▸ **Texto de leitura**:
======

Crescimento acumulado: +559% em quatro anos.
Alta no 1S25: +45% em relação ao mesmo período de 2024.
O salto indica não apenas dificuldade financeira real, mas também a possível transformação da recuperação judicial em uma “indústria paralela” do crédito rural. Como analista, é inevitável observar que esse mecanismo, ao ser banalizado, ameaça punir mais os credores do que proteger a continuidade das atividades produtivas.
Comparativo de resultados recentes do Banco do Brasil
A deterioração dos números é visível trimestre a trimestre:
- 2T24: lucro líquido ajustado de R$ 9,5 bilhões; ROE em 21,6%; inadimplência agro em 1,32%.
- 1T25: lucro de R$ 7,4 bilhões; ROE recuou para 15,8%; inadimplência agro em 3,04%.
- 2T25: lucro de R$ 3,8 bilhões; ROE caiu para 8,4%; inadimplência agro chegou a 3,49%.
Evolução em 12 meses: queda de 60% no lucro, retração de 13 pontos percentuais no ROE e triplicação da inadimplência do agro.
Do ponto de vista contábil, o alerta não poderia ser mais claro: o Banco do Brasil deixou de ser uma referência de estabilidade para se tornar um termômetro da crise rural.
Impactos contábeis e a Resolução 4.966
Além da inadimplência, outro fator pesou: a Resolução 4.966, que alterou a forma de provisionar perdas e reconhecer receitas. Essa mudança forçou o Banco do Brasil a elevar provisões para devedores duvidosos (PDD) e reduziu a margem financeira bruta em cerca de R$ 1 bilhão.
O custo de crédito disparou. No 1T25, foi de R$ 10,2 bilhões. No 2T25, alcançou R$ 15,9 bilhões, quase o dobro do registrado um ano antes. A contabilidade mostra que, sem ajustes regulatórios, o impacto teria sido menor, mas a nova regra evidenciou a fragilidade do crédito rural.

======

[Registros de dados]

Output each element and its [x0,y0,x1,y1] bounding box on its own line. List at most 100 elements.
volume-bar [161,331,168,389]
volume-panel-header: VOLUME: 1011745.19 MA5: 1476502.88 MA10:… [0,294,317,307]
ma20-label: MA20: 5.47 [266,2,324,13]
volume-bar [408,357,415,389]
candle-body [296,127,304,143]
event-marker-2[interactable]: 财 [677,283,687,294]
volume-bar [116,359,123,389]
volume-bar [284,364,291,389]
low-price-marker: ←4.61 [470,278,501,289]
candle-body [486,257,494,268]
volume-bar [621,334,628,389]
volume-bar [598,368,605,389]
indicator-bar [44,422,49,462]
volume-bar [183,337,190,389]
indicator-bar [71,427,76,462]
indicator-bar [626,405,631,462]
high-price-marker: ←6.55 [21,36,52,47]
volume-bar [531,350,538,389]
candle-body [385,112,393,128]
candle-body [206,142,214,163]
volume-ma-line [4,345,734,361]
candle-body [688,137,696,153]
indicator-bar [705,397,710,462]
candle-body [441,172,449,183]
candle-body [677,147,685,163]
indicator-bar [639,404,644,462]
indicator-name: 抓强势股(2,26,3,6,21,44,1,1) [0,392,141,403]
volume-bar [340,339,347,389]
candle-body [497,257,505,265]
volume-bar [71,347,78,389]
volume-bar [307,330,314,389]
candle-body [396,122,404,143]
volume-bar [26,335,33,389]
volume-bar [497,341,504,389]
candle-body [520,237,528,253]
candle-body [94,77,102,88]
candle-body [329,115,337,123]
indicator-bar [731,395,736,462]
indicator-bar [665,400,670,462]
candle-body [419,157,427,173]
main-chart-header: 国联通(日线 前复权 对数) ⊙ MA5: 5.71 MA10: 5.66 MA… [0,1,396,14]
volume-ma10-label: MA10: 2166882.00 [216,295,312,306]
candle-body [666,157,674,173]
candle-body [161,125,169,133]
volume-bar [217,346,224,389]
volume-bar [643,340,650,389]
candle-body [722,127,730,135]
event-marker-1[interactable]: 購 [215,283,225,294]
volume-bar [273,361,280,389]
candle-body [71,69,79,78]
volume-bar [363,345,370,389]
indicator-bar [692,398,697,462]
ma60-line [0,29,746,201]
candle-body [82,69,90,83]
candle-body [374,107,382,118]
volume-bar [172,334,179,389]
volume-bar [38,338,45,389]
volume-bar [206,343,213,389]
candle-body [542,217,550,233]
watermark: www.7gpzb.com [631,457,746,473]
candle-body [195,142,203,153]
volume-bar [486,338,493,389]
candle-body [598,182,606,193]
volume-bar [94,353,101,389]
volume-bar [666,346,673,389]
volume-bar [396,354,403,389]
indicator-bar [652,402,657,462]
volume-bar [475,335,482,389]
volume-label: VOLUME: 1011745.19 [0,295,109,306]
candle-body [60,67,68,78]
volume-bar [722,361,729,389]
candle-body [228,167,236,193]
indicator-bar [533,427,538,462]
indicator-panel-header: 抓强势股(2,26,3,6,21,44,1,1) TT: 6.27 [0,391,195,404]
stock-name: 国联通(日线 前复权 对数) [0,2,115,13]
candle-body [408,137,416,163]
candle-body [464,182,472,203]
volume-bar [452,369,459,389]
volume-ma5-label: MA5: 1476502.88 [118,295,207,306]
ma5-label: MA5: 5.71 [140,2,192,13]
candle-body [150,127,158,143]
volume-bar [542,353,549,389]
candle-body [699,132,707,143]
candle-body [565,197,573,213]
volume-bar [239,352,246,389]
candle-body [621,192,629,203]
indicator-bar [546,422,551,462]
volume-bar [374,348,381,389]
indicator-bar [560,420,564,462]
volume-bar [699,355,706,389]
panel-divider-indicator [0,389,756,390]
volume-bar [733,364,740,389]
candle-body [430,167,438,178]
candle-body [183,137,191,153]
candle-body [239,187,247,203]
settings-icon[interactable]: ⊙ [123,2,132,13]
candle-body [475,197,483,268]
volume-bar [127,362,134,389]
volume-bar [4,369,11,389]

======

▸ **Instruções do exercício**:
[a] Reescreva tudo desde "Crescimento acumulado: +559%" até "agro em 1,32%." no texto sobre os resultados do Banco do Brasil, substituindo "Banco do Brasil" por "BB".
[b] Segundo o texto sobre os resultados do Banco do Brasil, qual foi o custo de crédito no 2T25?
[c] Prossiga com o texto sobre os resultados do Banco do Brasil a partir da última frase apresentada.

▸ **Gabarito**:
[a]
Crescimento acumulado: +559% em quatro anos.
Alta no 1S25: +45% em relação ao mesmo período de 2024.
O salto indica não apenas dificuldade financeira real, mas também a possível transformação da recuperação judicial em uma “indústria paralela” do crédito rural. Como analista, é inevitável observar que esse mecanismo, ao ser banalizado, ameaça punir mais os credores do que proteger a continuidade das atividades produtivas.
Comparativo de resultados recentes do BB
A deterioração dos números é visível trimestre a trimestre:
- 2T24: lucro líquido ajustado de R$ 9,5 bilhões; ROE em 21,6%; inadimplência agro em 1,32%.

[b] R$ 15,9 bilhões.

[c]
A engrenagem da recuperação judicial forçada
O levantamento também aponta que muitos processos têm sido alvo de suspeita. A chamada recuperação judicial forçada ocorre quando empresas que ainda possuem fôlego financeiro usam o instrumento apenas para ganhar vantagem, alongando prazos e reduzindo valores de forma artificial.
Essa prática gera três efeitos imediatos:
- Fragiliza credores, como o Banco do Brasil;
- Reduz a credibilidade do setor;
- Penaliza produtores sérios que realmente precisam do mecanismo.
O crescimento de 808 clientes em RJ, com R$ 5,4 bilhões monitorados, indica que parte do problema ainda nem chegou ao balanço. É provável que o 3T25 traga novo choque negativo.
Perspectivas para o Banco do Brasil e para o agro
A dívida do agro no Banco do Brasil não é apenas um dado contábil. É um reflexo de um modelo de crédito que entrou em desequilíbrio. O Banco do Brasil precisa agora rever sua política de concessão, fortalecer garantias e diferenciar clientes em dificuldade genuína de casos oportunistas.
Para os próximos dois semestres, três pontos se destacam:
- 3T25 tende a trazer impacto adicional de parte dos R$ 5,4 bi ainda não contabilizados.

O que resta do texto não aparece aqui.